WHAT YOU WILL DO: For each line below that contains the string "Autorizaciones", copy that line.

** BEGIN **

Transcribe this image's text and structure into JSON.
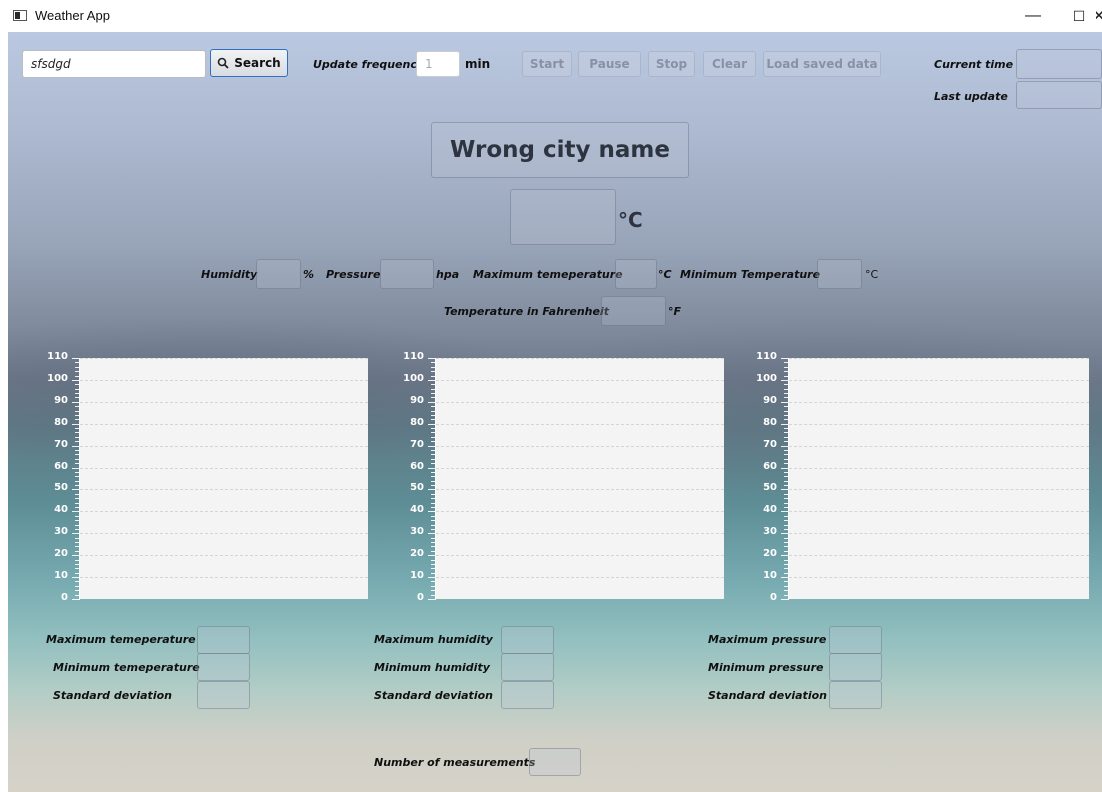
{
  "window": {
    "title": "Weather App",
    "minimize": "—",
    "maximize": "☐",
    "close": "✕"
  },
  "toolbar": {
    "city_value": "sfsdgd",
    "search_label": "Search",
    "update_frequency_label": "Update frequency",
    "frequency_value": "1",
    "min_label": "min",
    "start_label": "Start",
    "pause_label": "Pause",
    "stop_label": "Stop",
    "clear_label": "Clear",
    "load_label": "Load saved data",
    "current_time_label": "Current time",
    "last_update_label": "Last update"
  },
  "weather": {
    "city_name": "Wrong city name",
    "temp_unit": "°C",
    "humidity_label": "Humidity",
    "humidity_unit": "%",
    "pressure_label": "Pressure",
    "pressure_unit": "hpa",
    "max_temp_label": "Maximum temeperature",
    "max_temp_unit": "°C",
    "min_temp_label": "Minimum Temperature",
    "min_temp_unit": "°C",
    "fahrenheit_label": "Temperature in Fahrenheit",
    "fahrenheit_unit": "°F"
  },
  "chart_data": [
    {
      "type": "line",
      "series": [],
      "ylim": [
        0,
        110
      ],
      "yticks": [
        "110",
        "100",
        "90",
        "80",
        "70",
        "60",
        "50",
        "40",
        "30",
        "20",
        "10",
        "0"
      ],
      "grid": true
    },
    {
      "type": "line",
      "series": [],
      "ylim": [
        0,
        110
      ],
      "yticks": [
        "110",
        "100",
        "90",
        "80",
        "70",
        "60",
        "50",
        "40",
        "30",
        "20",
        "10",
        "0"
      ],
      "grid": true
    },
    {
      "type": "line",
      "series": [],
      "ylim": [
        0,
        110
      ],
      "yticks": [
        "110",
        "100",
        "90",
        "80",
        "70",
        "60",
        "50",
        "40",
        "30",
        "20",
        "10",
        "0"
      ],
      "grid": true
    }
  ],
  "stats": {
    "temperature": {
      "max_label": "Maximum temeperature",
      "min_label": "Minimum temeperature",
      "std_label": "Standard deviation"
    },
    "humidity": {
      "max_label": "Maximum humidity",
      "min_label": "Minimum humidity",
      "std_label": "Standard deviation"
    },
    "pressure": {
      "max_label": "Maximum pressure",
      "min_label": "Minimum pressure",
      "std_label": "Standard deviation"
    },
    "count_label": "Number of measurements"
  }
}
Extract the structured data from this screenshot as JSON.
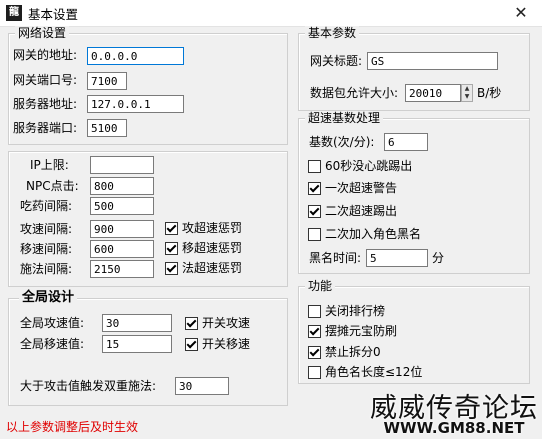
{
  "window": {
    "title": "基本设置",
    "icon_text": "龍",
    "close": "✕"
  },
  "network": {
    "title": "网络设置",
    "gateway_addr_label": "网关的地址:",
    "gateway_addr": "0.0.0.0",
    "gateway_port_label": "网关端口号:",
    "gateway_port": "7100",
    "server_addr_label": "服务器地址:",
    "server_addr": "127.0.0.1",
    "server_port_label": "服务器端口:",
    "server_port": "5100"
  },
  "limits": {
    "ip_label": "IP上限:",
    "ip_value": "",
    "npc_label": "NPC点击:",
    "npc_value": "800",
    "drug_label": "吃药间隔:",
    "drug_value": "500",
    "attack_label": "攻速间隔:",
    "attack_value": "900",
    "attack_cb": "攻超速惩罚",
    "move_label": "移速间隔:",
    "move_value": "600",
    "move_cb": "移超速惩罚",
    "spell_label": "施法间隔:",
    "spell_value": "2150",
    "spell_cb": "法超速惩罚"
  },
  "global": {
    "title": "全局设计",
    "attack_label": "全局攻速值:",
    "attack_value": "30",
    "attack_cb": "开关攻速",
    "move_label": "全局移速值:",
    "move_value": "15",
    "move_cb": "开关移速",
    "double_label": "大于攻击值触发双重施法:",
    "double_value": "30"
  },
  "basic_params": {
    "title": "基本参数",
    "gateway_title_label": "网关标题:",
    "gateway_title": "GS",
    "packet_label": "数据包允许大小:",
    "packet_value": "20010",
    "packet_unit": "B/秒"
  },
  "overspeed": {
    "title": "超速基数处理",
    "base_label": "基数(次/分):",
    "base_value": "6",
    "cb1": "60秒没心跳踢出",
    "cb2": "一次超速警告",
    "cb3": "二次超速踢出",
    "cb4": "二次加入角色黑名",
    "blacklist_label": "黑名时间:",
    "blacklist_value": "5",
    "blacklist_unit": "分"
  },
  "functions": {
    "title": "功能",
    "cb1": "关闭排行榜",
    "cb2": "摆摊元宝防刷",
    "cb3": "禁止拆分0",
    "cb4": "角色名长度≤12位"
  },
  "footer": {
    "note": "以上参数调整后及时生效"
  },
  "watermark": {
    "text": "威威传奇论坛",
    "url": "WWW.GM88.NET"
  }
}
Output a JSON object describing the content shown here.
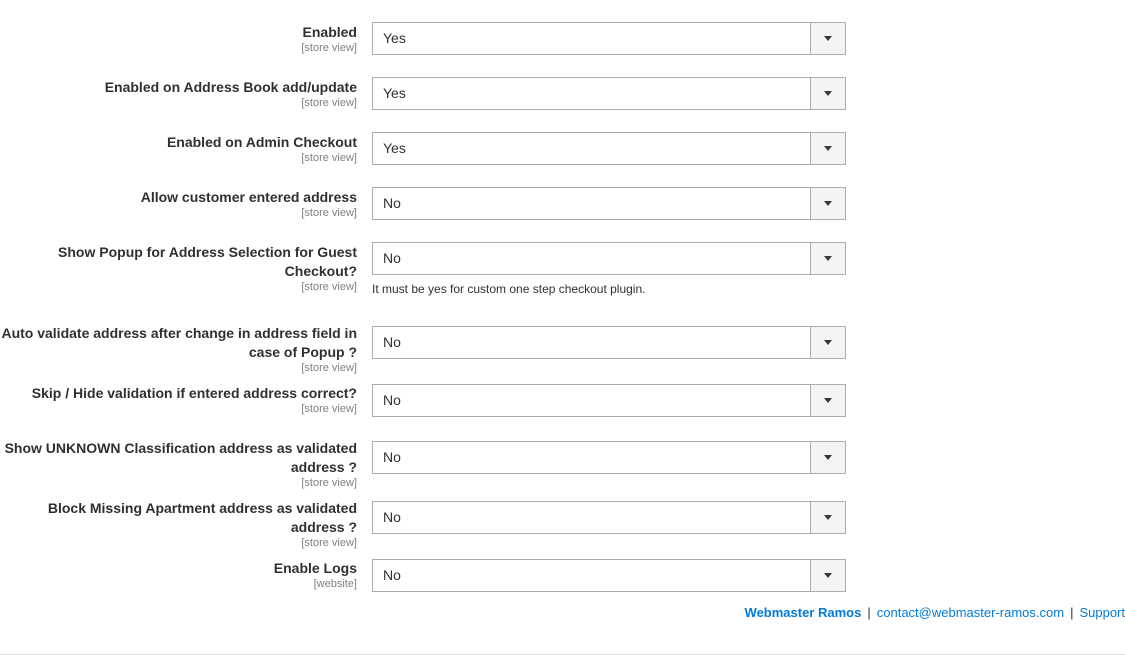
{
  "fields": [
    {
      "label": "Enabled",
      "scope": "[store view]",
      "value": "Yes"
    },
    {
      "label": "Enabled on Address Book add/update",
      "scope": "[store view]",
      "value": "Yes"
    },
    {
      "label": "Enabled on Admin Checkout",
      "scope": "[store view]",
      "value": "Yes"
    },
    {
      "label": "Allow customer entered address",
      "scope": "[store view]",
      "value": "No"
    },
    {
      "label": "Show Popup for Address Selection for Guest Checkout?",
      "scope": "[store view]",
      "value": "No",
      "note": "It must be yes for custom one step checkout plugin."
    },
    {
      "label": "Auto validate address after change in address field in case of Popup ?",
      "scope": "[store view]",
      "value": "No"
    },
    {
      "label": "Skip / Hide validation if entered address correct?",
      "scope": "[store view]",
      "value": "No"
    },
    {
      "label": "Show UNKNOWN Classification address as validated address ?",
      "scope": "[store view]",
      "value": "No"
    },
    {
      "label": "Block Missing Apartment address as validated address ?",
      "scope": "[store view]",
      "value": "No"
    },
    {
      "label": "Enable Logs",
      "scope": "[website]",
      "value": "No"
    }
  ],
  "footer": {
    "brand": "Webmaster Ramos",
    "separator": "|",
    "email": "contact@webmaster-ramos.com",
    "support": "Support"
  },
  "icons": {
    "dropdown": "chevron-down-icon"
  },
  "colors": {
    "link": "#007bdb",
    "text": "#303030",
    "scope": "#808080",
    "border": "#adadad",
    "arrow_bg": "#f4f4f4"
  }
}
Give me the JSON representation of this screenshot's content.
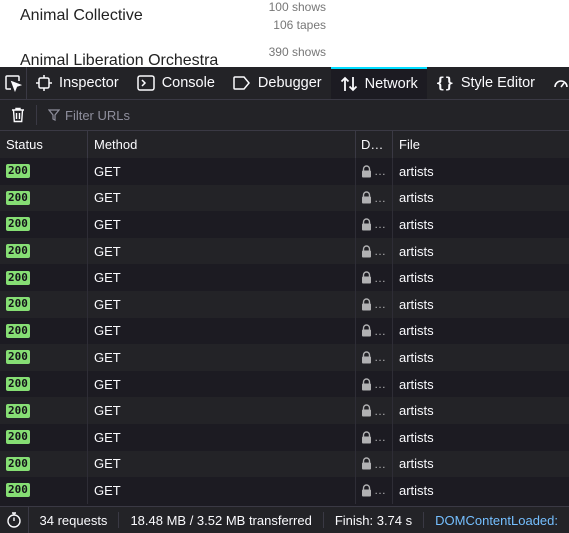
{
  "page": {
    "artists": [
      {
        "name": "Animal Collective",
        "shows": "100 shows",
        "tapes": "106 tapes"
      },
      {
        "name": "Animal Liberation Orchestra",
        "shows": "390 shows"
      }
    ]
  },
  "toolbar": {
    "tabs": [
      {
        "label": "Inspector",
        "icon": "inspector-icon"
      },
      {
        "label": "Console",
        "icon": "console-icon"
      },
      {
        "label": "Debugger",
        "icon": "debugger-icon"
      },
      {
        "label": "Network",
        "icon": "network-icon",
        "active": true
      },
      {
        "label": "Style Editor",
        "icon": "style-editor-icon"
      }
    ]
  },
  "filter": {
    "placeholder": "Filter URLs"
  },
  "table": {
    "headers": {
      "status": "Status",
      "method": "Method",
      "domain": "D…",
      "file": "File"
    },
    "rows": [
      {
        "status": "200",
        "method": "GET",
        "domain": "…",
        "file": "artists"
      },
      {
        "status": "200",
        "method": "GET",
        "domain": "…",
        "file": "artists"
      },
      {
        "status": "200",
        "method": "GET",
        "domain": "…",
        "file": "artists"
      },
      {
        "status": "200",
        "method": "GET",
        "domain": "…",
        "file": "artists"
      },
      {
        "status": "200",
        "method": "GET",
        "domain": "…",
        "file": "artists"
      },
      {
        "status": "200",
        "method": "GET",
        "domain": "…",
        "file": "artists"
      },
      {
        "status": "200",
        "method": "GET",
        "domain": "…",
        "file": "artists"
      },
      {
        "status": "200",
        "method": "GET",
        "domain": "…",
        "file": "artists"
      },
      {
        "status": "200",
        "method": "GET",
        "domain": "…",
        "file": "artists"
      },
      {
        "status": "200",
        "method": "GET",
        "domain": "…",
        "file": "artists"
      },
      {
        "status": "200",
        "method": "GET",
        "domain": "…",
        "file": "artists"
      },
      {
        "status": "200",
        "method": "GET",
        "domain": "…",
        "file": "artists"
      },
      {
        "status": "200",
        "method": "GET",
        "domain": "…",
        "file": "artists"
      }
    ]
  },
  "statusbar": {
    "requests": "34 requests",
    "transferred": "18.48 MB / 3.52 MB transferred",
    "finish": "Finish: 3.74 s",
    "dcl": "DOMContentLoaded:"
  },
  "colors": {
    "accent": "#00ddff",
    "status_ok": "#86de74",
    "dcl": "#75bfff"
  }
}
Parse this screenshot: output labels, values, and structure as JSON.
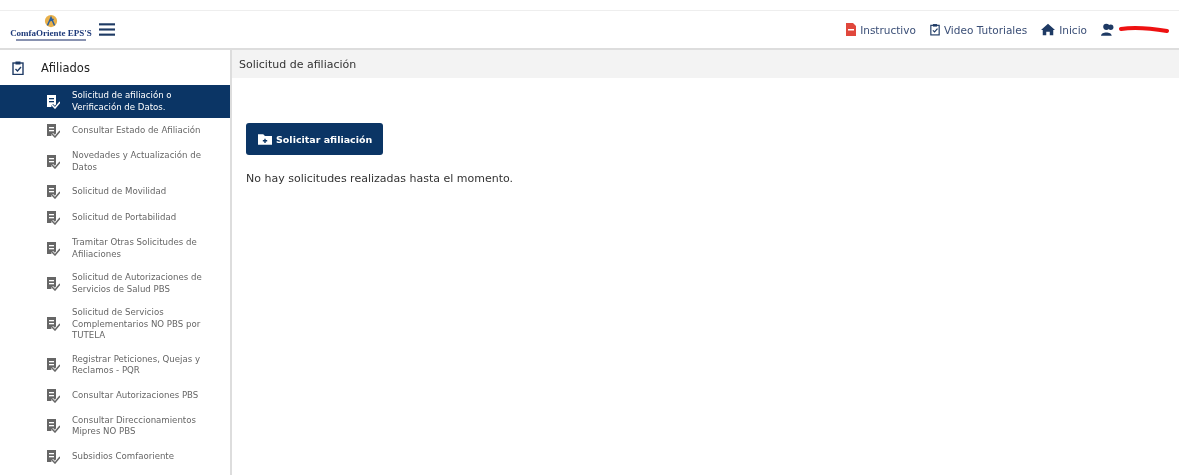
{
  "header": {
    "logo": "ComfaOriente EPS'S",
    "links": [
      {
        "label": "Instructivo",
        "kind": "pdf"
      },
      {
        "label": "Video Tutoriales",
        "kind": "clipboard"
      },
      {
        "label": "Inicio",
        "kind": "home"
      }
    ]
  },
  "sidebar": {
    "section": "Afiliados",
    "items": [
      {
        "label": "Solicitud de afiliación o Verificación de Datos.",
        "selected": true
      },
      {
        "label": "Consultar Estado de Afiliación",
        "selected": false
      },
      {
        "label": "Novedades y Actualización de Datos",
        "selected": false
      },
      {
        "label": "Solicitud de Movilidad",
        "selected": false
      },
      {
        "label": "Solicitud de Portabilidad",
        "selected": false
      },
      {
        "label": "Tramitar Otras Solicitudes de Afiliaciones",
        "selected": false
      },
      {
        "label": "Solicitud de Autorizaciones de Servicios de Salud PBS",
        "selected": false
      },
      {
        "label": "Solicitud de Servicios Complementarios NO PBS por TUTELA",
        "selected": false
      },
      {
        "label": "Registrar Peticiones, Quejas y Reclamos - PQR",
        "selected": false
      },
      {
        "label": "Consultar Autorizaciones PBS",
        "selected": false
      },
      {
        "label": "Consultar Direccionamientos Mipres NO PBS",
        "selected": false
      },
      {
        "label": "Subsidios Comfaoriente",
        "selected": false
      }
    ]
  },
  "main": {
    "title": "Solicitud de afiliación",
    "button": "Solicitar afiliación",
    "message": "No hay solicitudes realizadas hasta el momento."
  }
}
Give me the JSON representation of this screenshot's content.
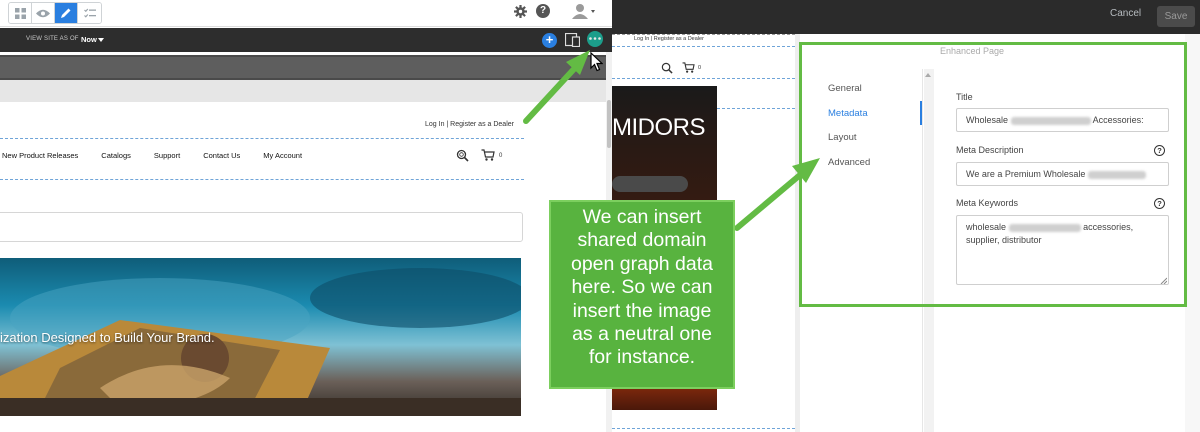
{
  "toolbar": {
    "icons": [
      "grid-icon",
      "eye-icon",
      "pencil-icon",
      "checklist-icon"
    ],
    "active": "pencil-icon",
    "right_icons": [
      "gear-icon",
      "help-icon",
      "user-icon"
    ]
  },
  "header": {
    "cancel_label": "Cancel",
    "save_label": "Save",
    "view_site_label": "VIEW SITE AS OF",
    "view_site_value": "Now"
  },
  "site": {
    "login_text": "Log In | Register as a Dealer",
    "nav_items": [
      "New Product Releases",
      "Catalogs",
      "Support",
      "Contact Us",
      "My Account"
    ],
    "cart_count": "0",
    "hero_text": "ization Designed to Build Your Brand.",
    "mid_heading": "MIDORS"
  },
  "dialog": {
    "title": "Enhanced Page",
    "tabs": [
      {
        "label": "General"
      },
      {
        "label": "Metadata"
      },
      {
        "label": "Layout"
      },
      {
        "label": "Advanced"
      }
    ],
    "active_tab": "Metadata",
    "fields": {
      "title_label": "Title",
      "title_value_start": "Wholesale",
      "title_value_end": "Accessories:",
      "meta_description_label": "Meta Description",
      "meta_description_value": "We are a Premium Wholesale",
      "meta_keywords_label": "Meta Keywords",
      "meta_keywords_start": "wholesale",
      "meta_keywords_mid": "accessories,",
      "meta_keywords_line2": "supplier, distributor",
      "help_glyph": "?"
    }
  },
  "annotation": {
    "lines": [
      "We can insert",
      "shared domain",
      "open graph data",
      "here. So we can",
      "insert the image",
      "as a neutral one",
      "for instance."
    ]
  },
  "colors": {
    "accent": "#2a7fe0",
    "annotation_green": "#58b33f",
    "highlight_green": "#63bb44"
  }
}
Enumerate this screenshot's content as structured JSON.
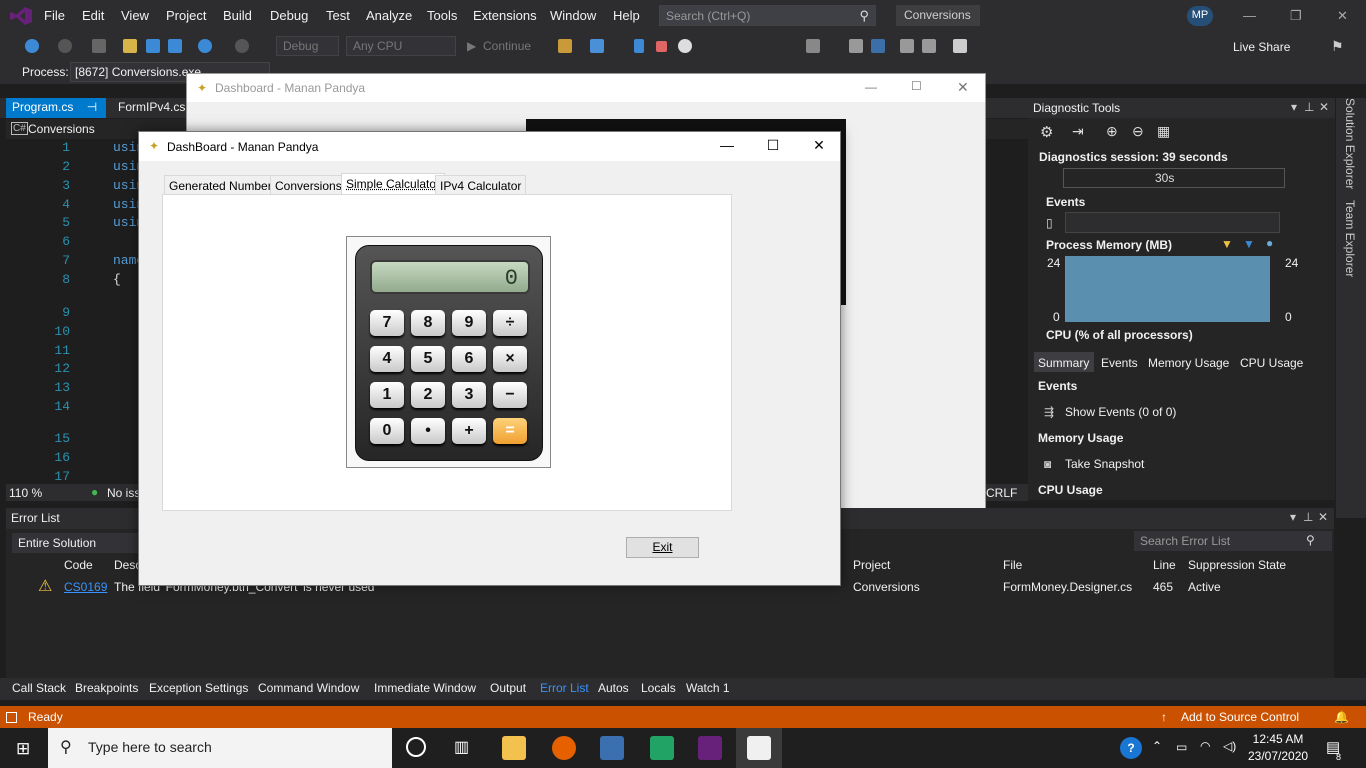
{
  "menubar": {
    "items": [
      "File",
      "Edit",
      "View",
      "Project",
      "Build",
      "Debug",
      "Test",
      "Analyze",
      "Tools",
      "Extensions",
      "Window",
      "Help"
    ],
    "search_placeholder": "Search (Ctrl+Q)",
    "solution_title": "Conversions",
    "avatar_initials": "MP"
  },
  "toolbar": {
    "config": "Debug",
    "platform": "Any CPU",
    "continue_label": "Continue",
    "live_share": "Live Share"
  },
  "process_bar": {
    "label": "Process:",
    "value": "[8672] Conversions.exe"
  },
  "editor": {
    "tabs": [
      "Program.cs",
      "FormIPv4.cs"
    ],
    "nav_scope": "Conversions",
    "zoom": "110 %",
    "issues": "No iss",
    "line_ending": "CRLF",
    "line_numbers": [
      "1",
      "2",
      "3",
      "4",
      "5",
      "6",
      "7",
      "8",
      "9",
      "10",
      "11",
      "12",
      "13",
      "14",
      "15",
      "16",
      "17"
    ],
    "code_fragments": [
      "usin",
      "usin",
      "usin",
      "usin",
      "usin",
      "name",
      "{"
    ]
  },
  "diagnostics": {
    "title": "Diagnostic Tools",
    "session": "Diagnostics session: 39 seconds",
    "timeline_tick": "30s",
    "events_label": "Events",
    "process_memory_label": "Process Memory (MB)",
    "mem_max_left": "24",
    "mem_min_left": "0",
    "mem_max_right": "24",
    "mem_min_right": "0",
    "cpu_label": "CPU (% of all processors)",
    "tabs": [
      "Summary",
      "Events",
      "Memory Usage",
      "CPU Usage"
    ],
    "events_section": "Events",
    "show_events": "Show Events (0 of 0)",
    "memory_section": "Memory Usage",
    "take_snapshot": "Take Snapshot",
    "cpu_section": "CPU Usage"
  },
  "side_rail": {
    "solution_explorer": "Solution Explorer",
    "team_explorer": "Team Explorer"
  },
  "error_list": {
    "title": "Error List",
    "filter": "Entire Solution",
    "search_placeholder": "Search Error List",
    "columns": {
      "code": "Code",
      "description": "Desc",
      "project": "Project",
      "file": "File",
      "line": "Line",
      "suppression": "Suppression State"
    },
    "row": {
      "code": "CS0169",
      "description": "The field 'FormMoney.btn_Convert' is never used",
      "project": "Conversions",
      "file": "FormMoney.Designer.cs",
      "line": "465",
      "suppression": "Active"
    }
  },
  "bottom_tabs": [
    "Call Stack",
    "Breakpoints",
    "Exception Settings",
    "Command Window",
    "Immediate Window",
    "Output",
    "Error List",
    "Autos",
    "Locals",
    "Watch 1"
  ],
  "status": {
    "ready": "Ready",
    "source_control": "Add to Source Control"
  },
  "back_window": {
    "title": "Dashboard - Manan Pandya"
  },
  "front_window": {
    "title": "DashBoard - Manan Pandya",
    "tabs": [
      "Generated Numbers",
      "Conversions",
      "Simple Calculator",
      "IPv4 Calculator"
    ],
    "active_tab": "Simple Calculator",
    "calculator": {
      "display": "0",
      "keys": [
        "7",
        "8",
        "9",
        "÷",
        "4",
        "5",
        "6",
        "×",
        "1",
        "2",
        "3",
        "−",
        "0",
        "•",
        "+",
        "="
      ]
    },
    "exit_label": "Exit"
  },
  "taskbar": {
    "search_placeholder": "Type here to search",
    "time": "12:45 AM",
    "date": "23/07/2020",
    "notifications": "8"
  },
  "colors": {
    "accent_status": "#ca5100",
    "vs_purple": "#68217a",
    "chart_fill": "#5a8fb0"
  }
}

** END **

WRITTEN RESPONSE:
        "label": "Solicitud de Autorizaciones de Servicios de Salud PBS",
        "label": "Consultar Autorizaciones PBS",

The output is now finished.